— start —
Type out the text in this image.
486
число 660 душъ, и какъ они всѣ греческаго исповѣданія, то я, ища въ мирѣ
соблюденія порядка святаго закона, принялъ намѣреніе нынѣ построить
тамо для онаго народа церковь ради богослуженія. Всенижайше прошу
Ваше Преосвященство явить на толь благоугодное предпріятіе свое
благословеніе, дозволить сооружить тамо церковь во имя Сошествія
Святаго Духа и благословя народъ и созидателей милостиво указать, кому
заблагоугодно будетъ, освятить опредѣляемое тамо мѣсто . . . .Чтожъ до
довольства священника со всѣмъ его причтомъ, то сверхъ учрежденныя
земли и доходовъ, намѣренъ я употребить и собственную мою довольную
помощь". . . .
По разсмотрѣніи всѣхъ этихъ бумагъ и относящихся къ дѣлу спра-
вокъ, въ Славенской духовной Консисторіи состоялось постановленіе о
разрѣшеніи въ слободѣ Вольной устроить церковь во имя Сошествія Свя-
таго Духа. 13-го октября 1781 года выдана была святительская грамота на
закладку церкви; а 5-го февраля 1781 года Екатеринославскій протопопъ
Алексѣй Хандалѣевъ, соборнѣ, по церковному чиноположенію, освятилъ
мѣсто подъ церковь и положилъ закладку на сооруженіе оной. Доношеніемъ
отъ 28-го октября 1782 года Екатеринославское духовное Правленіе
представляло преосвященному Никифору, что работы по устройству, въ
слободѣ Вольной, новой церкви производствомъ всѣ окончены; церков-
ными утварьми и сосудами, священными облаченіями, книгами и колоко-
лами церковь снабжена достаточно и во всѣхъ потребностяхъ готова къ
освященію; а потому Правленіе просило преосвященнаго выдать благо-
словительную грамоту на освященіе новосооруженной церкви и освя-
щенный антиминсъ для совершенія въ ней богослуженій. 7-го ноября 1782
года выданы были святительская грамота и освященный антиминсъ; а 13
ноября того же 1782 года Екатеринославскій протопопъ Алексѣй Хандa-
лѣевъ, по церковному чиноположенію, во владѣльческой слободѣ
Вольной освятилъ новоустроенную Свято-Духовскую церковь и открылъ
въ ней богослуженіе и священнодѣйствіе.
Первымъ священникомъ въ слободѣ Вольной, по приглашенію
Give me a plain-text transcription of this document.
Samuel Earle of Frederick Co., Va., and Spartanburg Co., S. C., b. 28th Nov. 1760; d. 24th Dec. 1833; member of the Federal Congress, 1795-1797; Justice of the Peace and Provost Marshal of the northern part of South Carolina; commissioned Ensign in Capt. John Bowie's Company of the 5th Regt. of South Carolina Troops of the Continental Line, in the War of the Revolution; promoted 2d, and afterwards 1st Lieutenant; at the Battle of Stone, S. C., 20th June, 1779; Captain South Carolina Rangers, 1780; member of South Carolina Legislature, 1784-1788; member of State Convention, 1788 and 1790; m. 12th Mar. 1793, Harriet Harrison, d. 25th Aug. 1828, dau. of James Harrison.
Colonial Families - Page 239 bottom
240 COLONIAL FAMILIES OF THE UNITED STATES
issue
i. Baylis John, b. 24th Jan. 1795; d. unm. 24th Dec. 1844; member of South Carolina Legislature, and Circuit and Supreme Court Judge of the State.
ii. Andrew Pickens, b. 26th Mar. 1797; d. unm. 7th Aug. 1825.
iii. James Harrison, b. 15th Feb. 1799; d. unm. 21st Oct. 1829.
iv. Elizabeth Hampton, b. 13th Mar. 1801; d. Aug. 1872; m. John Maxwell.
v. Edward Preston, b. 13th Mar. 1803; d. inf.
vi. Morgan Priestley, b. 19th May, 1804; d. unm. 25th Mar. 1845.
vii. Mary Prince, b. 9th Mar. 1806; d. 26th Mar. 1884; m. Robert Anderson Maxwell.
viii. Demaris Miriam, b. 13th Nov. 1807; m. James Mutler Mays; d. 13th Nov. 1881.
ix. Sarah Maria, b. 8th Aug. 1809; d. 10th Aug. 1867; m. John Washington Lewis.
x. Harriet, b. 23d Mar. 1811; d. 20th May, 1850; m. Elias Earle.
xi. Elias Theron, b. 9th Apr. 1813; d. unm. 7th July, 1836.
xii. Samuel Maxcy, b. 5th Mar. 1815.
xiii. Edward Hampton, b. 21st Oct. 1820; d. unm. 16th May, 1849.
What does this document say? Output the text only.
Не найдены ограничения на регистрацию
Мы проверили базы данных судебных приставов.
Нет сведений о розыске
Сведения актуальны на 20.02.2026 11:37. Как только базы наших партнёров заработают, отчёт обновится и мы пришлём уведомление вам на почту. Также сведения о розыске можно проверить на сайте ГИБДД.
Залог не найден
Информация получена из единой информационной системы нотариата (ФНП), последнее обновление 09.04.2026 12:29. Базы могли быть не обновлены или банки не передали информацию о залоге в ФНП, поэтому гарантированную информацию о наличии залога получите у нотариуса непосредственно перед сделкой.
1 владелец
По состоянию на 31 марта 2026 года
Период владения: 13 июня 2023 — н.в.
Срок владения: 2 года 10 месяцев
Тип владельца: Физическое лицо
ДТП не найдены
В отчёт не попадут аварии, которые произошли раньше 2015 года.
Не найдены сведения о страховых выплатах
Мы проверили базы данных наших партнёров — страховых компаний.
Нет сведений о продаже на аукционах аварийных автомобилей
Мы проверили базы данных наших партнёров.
— end —
▶ **Instruction**:
Whenever "владения" turns up in a line, pick that line out.

▶ **Solution for this exercise**:
Период владения: 13 июня 2023 — н.в.
Срок владения: 2 года 10 месяцев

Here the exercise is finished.